*Exercise directions*
Repeat all of the material exactly as given.

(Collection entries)
========================

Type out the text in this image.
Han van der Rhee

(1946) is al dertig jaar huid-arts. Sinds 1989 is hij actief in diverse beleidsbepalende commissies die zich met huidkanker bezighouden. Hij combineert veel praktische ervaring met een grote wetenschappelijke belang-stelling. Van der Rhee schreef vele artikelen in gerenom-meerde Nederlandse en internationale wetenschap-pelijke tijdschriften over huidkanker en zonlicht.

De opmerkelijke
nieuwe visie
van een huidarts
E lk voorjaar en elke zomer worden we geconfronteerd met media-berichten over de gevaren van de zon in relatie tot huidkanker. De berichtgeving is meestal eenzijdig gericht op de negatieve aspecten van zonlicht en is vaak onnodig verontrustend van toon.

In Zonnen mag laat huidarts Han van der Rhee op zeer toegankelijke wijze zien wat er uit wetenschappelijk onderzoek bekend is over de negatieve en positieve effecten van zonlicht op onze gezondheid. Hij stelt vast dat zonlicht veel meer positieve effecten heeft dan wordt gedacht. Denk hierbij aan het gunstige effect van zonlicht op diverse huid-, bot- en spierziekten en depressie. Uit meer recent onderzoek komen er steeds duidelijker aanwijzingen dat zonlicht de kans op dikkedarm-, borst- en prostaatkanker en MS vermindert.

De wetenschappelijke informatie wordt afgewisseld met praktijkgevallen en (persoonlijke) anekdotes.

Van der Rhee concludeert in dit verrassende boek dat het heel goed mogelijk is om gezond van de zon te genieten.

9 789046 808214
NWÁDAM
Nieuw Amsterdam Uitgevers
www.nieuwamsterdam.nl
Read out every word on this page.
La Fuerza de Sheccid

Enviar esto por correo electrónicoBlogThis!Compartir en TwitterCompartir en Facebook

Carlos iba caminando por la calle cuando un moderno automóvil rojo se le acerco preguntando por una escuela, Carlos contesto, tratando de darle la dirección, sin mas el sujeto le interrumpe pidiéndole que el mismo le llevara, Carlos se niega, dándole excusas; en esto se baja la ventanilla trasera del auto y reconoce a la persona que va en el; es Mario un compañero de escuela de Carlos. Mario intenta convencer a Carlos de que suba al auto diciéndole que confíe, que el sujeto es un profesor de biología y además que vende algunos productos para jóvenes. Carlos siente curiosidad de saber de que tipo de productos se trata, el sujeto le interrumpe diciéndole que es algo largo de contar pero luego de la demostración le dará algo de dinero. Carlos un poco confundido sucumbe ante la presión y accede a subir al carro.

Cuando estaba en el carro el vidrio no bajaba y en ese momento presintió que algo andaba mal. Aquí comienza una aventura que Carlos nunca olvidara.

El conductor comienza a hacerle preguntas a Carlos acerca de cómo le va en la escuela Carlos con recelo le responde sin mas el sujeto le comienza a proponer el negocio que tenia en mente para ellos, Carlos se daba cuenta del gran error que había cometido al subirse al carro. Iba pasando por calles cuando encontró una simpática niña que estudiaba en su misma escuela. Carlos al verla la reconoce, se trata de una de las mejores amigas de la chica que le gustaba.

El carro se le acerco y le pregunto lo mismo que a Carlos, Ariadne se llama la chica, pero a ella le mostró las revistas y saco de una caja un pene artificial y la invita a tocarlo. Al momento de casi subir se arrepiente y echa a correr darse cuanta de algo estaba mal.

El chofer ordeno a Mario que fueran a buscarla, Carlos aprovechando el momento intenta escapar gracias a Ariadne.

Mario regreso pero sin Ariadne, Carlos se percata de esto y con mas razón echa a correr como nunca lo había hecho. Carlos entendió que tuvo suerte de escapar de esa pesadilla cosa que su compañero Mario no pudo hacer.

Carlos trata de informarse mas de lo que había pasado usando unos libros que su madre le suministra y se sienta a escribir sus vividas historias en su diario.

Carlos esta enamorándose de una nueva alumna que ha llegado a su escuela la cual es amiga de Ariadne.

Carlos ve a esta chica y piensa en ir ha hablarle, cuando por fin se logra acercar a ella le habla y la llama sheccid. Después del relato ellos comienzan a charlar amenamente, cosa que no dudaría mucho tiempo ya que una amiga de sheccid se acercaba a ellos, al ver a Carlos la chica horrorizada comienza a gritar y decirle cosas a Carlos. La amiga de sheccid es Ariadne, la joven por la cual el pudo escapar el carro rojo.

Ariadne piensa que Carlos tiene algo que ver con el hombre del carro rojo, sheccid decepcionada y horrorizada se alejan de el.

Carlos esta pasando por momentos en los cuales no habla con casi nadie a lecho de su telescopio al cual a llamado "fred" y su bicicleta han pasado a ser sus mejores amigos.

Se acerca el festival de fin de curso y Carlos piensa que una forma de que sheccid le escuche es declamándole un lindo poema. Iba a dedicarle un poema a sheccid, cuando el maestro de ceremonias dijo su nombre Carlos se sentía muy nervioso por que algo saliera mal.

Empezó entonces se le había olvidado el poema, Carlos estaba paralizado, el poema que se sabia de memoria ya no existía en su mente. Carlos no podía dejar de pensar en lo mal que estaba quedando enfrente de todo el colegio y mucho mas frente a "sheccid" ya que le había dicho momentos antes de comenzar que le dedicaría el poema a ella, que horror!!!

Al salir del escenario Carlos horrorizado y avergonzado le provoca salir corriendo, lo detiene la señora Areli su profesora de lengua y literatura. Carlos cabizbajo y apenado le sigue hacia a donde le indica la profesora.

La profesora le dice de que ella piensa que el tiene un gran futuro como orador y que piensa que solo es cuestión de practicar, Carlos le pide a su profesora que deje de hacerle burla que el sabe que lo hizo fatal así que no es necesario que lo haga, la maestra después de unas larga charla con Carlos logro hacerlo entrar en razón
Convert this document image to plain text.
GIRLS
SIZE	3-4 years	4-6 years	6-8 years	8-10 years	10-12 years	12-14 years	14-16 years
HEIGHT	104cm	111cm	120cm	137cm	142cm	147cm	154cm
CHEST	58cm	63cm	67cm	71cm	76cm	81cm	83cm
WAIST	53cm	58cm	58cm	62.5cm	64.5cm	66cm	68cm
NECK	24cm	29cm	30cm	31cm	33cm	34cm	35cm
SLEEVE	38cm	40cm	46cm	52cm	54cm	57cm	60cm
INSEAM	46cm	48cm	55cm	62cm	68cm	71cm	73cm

========================

*Expected answer*
Type out the text in this image.
Han van der Rhee

(1946) is al dertig jaar huid-arts. Sinds 1989 is hij actief in diverse beleidsbepalende commissies die zich met huidkanker bezighouden. Hij combineert veel praktische ervaring met een grote wetenschappelijke belang-stelling. Van der Rhee schreef vele artikelen in gerenom-meerde Nederlandse en internationale wetenschap-pelijke tijdschriften over huidkanker en zonlicht.

De opmerkelijke
nieuwe visie
van een huidarts
E lk voorjaar en elke zomer worden we geconfronteerd met media-berichten over de gevaren van de zon in relatie tot huidkanker. De berichtgeving is meestal eenzijdig gericht op de negatieve aspecten van zonlicht en is vaak onnodig verontrustend van toon.

In Zonnen mag laat huidarts Han van der Rhee op zeer toegankelijke wijze zien wat er uit wetenschappelijk onderzoek bekend is over de negatieve en positieve effecten van zonlicht op onze gezondheid. Hij stelt vast dat zonlicht veel meer positieve effecten heeft dan wordt gedacht. Denk hierbij aan het gunstige effect van zonlicht op diverse huid-, bot- en spierziekten en depressie. Uit meer recent onderzoek komen er steeds duidelijker aanwijzingen dat zonlicht de kans op dikkedarm-, borst- en prostaatkanker en MS vermindert.

De wetenschappelijke informatie wordt afgewisseld met praktijkgevallen en (persoonlijke) anekdotes.

Van der Rhee concludeert in dit verrassende boek dat het heel goed mogelijk is om gezond van de zon te genieten.

9 789046 808214
NWÁDAM
Nieuw Amsterdam Uitgevers
www.nieuwamsterdam.nl
Read out every word on this page.
La Fuerza de Sheccid

Enviar esto por correo electrónicoBlogThis!Compartir en TwitterCompartir en Facebook

Carlos iba caminando por la calle cuando un moderno automóvil rojo se le acerco preguntando por una escuela, Carlos contesto, tratando de darle la dirección, sin mas el sujeto le interrumpe pidiéndole que el mismo le llevara, Carlos se niega, dándole excusas; en esto se baja la ventanilla trasera del auto y reconoce a la persona que va en el; es Mario un compañero de escuela de Carlos. Mario intenta convencer a Carlos de que suba al auto diciéndole que confíe, que el sujeto es un profesor de biología y además que vende algunos productos para jóvenes. Carlos siente curiosidad de saber de que tipo de productos se trata, el sujeto le interrumpe diciéndole que es algo largo de contar pero luego de la demostración le dará algo de dinero. Carlos un poco confundido sucumbe ante la presión y accede a subir al carro.

Cuando estaba en el carro el vidrio no bajaba y en ese momento presintió que algo andaba mal. Aquí comienza una aventura que Carlos nunca olvidara.

El conductor comienza a hacerle preguntas a Carlos acerca de cómo le va en la escuela Carlos con recelo le responde sin mas el sujeto le comienza a proponer el negocio que tenia en mente para ellos, Carlos se daba cuenta del gran error que había cometido al subirse al carro. Iba pasando por calles cuando encontró una simpática niña que estudiaba en su misma escuela. Carlos al verla la reconoce, se trata de una de las mejores amigas de la chica que le gustaba.

El carro se le acerco y le pregunto lo mismo que a Carlos, Ariadne se llama la chica, pero a ella le mostró las revistas y saco de una caja un pene artificial y la invita a tocarlo. Al momento de casi subir se arrepiente y echa a correr darse cuanta de algo estaba mal.

El chofer ordeno a Mario que fueran a buscarla, Carlos aprovechando el momento intenta escapar gracias a Ariadne.

Mario regreso pero sin Ariadne, Carlos se percata de esto y con mas razón echa a correr como nunca lo había hecho. Carlos entendió que tuvo suerte de escapar de esa pesadilla cosa que su compañero Mario no pudo hacer.

Carlos trata de informarse mas de lo que había pasado usando unos libros que su madre le suministra y se sienta a escribir sus vividas historias en su diario.

Carlos esta enamorándose de una nueva alumna que ha llegado a su escuela la cual es amiga de Ariadne.

Carlos ve a esta chica y piensa en ir ha hablarle, cuando por fin se logra acercar a ella le habla y la llama sheccid. Después del relato ellos comienzan a charlar amenamente, cosa que no dudaría mucho tiempo ya que una amiga de sheccid se acercaba a ellos, al ver a Carlos la chica horrorizada comienza a gritar y decirle cosas a Carlos. La amiga de sheccid es Ariadne, la joven por la cual el pudo escapar el carro rojo.

Ariadne piensa que Carlos tiene algo que ver con el hombre del carro rojo, sheccid decepcionada y horrorizada se alejan de el.

Carlos esta pasando por momentos en los cuales no habla con casi nadie a lecho de su telescopio al cual a llamado "fred" y su bicicleta han pasado a ser sus mejores amigos.

Se acerca el festival de fin de curso y Carlos piensa que una forma de que sheccid le escuche es declamándole un lindo poema. Iba a dedicarle un poema a sheccid, cuando el maestro de ceremonias dijo su nombre Carlos se sentía muy nervioso por que algo saliera mal.

Empezó entonces se le había olvidado el poema, Carlos estaba paralizado, el poema que se sabia de memoria ya no existía en su mente. Carlos no podía dejar de pensar en lo mal que estaba quedando enfrente de todo el colegio y mucho mas frente a "sheccid" ya que le había dicho momentos antes de comenzar que le dedicaría el poema a ella, que horror!!!

Al salir del escenario Carlos horrorizado y avergonzado le provoca salir corriendo, lo detiene la señora Areli su profesora de lengua y literatura. Carlos cabizbajo y apenado le sigue hacia a donde le indica la profesora.

La profesora le dice de que ella piensa que el tiene un gran futuro como orador y que piensa que solo es cuestión de practicar, Carlos le pide a su profesora que deje de hacerle burla que el sabe que lo hizo fatal así que no es necesario que lo haga, la maestra después de unas larga charla con Carlos logro hacerlo entrar en razón
Convert this document image to plain text.
GIRLS
SIZE	3-4 years	4-6 years	6-8 years	8-10 years	10-12 years	12-14 years	14-16 years
HEIGHT	104cm	111cm	120cm	137cm	142cm	147cm	154cm
CHEST	58cm	63cm	67cm	71cm	76cm	81cm	83cm
WAIST	53cm	58cm	58cm	62.5cm	64.5cm	66cm	68cm
NECK	24cm	29cm	30cm	31cm	33cm	34cm	35cm
SLEEVE	38cm	40cm	46cm	52cm	54cm	57cm	60cm
INSEAM	46cm	48cm	55cm	62cm	68cm	71cm	73cm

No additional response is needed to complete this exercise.